EXERCISE GOAL
Reproduce each record exactly.
**** ENTRIES SUPPLIED
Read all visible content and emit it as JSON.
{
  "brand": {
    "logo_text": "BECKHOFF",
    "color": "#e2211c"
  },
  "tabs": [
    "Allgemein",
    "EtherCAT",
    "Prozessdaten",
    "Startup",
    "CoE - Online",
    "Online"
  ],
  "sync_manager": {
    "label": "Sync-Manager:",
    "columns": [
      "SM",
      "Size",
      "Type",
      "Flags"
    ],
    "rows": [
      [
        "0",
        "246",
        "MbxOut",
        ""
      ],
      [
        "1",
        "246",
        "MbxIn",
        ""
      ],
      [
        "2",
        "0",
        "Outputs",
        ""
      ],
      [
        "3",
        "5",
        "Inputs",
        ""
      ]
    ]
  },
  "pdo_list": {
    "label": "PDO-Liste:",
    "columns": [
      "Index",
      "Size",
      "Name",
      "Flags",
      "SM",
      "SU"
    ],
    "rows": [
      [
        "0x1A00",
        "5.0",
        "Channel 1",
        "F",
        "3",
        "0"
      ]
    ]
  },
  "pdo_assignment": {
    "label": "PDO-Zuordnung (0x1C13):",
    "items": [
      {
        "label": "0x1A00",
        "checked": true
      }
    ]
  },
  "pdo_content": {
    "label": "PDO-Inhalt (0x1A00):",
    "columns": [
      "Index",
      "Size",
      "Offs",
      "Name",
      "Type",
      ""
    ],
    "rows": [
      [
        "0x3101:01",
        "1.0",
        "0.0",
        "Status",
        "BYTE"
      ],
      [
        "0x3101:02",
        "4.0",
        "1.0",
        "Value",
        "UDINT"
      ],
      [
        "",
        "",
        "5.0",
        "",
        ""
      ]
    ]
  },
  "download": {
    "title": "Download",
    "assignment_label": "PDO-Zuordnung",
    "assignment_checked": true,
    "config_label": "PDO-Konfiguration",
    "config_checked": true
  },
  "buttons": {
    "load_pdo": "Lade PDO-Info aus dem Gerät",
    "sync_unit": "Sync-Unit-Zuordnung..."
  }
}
********
RESPONSE
Read all visible content and emit it as JSON.
{
  "brand": {
    "logo_text": "BECKHOFF",
    "color": "#e2211c"
  },
  "tabs": [
    "Allgemein",
    "EtherCAT",
    "Prozessdaten",
    "Startup",
    "CoE - Online",
    "Online"
  ],
  "sync_manager": {
    "label": "Sync-Manager:",
    "columns": [
      "SM",
      "Size",
      "Type",
      "Flags"
    ],
    "rows": [
      [
        "0",
        "246",
        "MbxOut",
        ""
      ],
      [
        "1",
        "246",
        "MbxIn",
        ""
      ],
      [
        "2",
        "0",
        "Outputs",
        ""
      ],
      [
        "3",
        "5",
        "Inputs",
        ""
      ]
    ]
  },
  "pdo_list": {
    "label": "PDO-Liste:",
    "columns": [
      "Index",
      "Size",
      "Name",
      "Flags",
      "SM",
      "SU"
    ],
    "rows": [
      [
        "0x1A00",
        "5.0",
        "Channel 1",
        "F",
        "3",
        "0"
      ]
    ]
  },
  "pdo_assignment": {
    "label": "PDO-Zuordnung (0x1C13):",
    "items": [
      {
        "label": "0x1A00",
        "checked": true
      }
    ]
  },
  "pdo_content": {
    "label": "PDO-Inhalt (0x1A00):",
    "columns": [
      "Index",
      "Size",
      "Offs",
      "Name",
      "Type",
      ""
    ],
    "rows": [
      [
        "0x3101:01",
        "1.0",
        "0.0",
        "Status",
        "BYTE"
      ],
      [
        "0x3101:02",
        "4.0",
        "1.0",
        "Value",
        "UDINT"
      ],
      [
        "",
        "",
        "5.0",
        "",
        ""
      ]
    ]
  },
  "download": {
    "title": "Download",
    "assignment_label": "PDO-Zuordnung",
    "assignment_checked": true,
    "config_label": "PDO-Konfiguration",
    "config_checked": true
  },
  "buttons": {
    "load_pdo": "Lade PDO-Info aus dem Gerät",
    "sync_unit": "Sync-Unit-Zuordnung..."
  }
}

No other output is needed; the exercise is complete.